*GIVEN TASK:* Output all of the data below exactly as given.

(Structured figure records)
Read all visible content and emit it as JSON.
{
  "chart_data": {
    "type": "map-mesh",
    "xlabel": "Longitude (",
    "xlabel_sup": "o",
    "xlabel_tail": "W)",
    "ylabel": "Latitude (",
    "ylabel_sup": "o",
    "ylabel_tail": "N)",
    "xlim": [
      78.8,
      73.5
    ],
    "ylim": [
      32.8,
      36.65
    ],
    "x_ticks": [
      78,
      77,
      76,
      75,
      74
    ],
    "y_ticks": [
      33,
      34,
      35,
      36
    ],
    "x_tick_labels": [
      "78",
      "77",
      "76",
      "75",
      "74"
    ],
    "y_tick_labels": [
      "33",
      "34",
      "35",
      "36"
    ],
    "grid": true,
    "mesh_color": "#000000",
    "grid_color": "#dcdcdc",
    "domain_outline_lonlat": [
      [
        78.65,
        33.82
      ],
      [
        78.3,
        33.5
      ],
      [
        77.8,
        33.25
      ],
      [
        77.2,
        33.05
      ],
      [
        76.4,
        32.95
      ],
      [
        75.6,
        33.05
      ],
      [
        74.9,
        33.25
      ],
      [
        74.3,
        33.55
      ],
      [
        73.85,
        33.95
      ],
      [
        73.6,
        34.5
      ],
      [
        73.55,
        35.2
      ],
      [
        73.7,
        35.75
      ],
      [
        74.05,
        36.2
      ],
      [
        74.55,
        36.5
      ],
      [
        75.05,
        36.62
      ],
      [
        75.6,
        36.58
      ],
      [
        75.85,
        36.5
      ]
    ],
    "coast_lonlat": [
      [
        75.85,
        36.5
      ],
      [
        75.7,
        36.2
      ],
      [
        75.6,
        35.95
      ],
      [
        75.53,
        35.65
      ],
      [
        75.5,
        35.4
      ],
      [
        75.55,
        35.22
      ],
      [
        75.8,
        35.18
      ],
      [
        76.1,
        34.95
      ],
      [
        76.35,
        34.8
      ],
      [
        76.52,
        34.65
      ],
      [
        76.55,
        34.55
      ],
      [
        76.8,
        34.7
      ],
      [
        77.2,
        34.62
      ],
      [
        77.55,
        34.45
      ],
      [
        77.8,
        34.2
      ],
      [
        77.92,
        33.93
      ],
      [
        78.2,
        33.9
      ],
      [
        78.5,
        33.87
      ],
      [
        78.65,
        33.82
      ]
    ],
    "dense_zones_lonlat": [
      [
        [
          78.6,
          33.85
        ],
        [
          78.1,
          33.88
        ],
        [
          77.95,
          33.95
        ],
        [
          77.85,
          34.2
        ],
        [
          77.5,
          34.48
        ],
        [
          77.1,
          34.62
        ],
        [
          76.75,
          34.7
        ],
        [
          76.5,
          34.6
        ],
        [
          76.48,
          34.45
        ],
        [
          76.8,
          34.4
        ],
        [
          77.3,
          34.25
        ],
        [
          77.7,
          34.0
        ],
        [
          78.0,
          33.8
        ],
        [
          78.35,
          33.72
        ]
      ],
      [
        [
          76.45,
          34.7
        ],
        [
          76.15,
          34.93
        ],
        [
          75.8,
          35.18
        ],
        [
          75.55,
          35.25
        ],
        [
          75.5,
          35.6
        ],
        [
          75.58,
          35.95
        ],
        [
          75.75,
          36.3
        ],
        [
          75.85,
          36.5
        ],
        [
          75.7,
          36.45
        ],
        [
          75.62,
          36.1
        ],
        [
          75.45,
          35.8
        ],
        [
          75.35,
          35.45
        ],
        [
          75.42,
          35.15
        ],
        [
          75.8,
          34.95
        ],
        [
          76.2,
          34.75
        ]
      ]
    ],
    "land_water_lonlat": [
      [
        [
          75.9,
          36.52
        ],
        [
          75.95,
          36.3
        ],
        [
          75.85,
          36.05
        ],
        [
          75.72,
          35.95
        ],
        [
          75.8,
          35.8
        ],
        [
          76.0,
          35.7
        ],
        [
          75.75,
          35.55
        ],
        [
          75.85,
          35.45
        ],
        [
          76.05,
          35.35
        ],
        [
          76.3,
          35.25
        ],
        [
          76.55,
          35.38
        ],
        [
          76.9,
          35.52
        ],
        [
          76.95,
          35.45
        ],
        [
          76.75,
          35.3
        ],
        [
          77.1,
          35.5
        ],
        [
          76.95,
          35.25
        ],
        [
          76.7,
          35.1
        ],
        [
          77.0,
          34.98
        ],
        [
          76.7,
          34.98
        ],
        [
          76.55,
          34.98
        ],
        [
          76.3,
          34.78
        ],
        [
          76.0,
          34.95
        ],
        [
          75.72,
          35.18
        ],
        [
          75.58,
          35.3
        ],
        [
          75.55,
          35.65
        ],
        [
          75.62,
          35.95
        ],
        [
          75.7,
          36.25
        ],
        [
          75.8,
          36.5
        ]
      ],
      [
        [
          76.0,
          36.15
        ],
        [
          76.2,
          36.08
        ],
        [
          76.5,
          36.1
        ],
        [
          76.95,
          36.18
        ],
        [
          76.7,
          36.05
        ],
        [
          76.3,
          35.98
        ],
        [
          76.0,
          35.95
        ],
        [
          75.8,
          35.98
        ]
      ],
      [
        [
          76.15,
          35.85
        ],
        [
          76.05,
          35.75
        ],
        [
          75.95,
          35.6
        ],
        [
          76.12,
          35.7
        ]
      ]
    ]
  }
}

*FINAL ANSWER:*
Read all visible content and emit it as JSON.
{
  "chart_data": {
    "type": "map-mesh",
    "xlabel": "Longitude (",
    "xlabel_sup": "o",
    "xlabel_tail": "W)",
    "ylabel": "Latitude (",
    "ylabel_sup": "o",
    "ylabel_tail": "N)",
    "xlim": [
      78.8,
      73.5
    ],
    "ylim": [
      32.8,
      36.65
    ],
    "x_ticks": [
      78,
      77,
      76,
      75,
      74
    ],
    "y_ticks": [
      33,
      34,
      35,
      36
    ],
    "x_tick_labels": [
      "78",
      "77",
      "76",
      "75",
      "74"
    ],
    "y_tick_labels": [
      "33",
      "34",
      "35",
      "36"
    ],
    "grid": true,
    "mesh_color": "#000000",
    "grid_color": "#dcdcdc",
    "domain_outline_lonlat": [
      [
        78.65,
        33.82
      ],
      [
        78.3,
        33.5
      ],
      [
        77.8,
        33.25
      ],
      [
        77.2,
        33.05
      ],
      [
        76.4,
        32.95
      ],
      [
        75.6,
        33.05
      ],
      [
        74.9,
        33.25
      ],
      [
        74.3,
        33.55
      ],
      [
        73.85,
        33.95
      ],
      [
        73.6,
        34.5
      ],
      [
        73.55,
        35.2
      ],
      [
        73.7,
        35.75
      ],
      [
        74.05,
        36.2
      ],
      [
        74.55,
        36.5
      ],
      [
        75.05,
        36.62
      ],
      [
        75.6,
        36.58
      ],
      [
        75.85,
        36.5
      ]
    ],
    "coast_lonlat": [
      [
        75.85,
        36.5
      ],
      [
        75.7,
        36.2
      ],
      [
        75.6,
        35.95
      ],
      [
        75.53,
        35.65
      ],
      [
        75.5,
        35.4
      ],
      [
        75.55,
        35.22
      ],
      [
        75.8,
        35.18
      ],
      [
        76.1,
        34.95
      ],
      [
        76.35,
        34.8
      ],
      [
        76.52,
        34.65
      ],
      [
        76.55,
        34.55
      ],
      [
        76.8,
        34.7
      ],
      [
        77.2,
        34.62
      ],
      [
        77.55,
        34.45
      ],
      [
        77.8,
        34.2
      ],
      [
        77.92,
        33.93
      ],
      [
        78.2,
        33.9
      ],
      [
        78.5,
        33.87
      ],
      [
        78.65,
        33.82
      ]
    ],
    "dense_zones_lonlat": [
      [
        [
          78.6,
          33.85
        ],
        [
          78.1,
          33.88
        ],
        [
          77.95,
          33.95
        ],
        [
          77.85,
          34.2
        ],
        [
          77.5,
          34.48
        ],
        [
          77.1,
          34.62
        ],
        [
          76.75,
          34.7
        ],
        [
          76.5,
          34.6
        ],
        [
          76.48,
          34.45
        ],
        [
          76.8,
          34.4
        ],
        [
          77.3,
          34.25
        ],
        [
          77.7,
          34.0
        ],
        [
          78.0,
          33.8
        ],
        [
          78.35,
          33.72
        ]
      ],
      [
        [
          76.45,
          34.7
        ],
        [
          76.15,
          34.93
        ],
        [
          75.8,
          35.18
        ],
        [
          75.55,
          35.25
        ],
        [
          75.5,
          35.6
        ],
        [
          75.58,
          35.95
        ],
        [
          75.75,
          36.3
        ],
        [
          75.85,
          36.5
        ],
        [
          75.7,
          36.45
        ],
        [
          75.62,
          36.1
        ],
        [
          75.45,
          35.8
        ],
        [
          75.35,
          35.45
        ],
        [
          75.42,
          35.15
        ],
        [
          75.8,
          34.95
        ],
        [
          76.2,
          34.75
        ]
      ]
    ],
    "land_water_lonlat": [
      [
        [
          75.9,
          36.52
        ],
        [
          75.95,
          36.3
        ],
        [
          75.85,
          36.05
        ],
        [
          75.72,
          35.95
        ],
        [
          75.8,
          35.8
        ],
        [
          76.0,
          35.7
        ],
        [
          75.75,
          35.55
        ],
        [
          75.85,
          35.45
        ],
        [
          76.05,
          35.35
        ],
        [
          76.3,
          35.25
        ],
        [
          76.55,
          35.38
        ],
        [
          76.9,
          35.52
        ],
        [
          76.95,
          35.45
        ],
        [
          76.75,
          35.3
        ],
        [
          77.1,
          35.5
        ],
        [
          76.95,
          35.25
        ],
        [
          76.7,
          35.1
        ],
        [
          77.0,
          34.98
        ],
        [
          76.7,
          34.98
        ],
        [
          76.55,
          34.98
        ],
        [
          76.3,
          34.78
        ],
        [
          76.0,
          34.95
        ],
        [
          75.72,
          35.18
        ],
        [
          75.58,
          35.3
        ],
        [
          75.55,
          35.65
        ],
        [
          75.62,
          35.95
        ],
        [
          75.7,
          36.25
        ],
        [
          75.8,
          36.5
        ]
      ],
      [
        [
          76.0,
          36.15
        ],
        [
          76.2,
          36.08
        ],
        [
          76.5,
          36.1
        ],
        [
          76.95,
          36.18
        ],
        [
          76.7,
          36.05
        ],
        [
          76.3,
          35.98
        ],
        [
          76.0,
          35.95
        ],
        [
          75.8,
          35.98
        ]
      ],
      [
        [
          76.15,
          35.85
        ],
        [
          76.05,
          35.75
        ],
        [
          75.95,
          35.6
        ],
        [
          76.12,
          35.7
        ]
      ]
    ]
  }
}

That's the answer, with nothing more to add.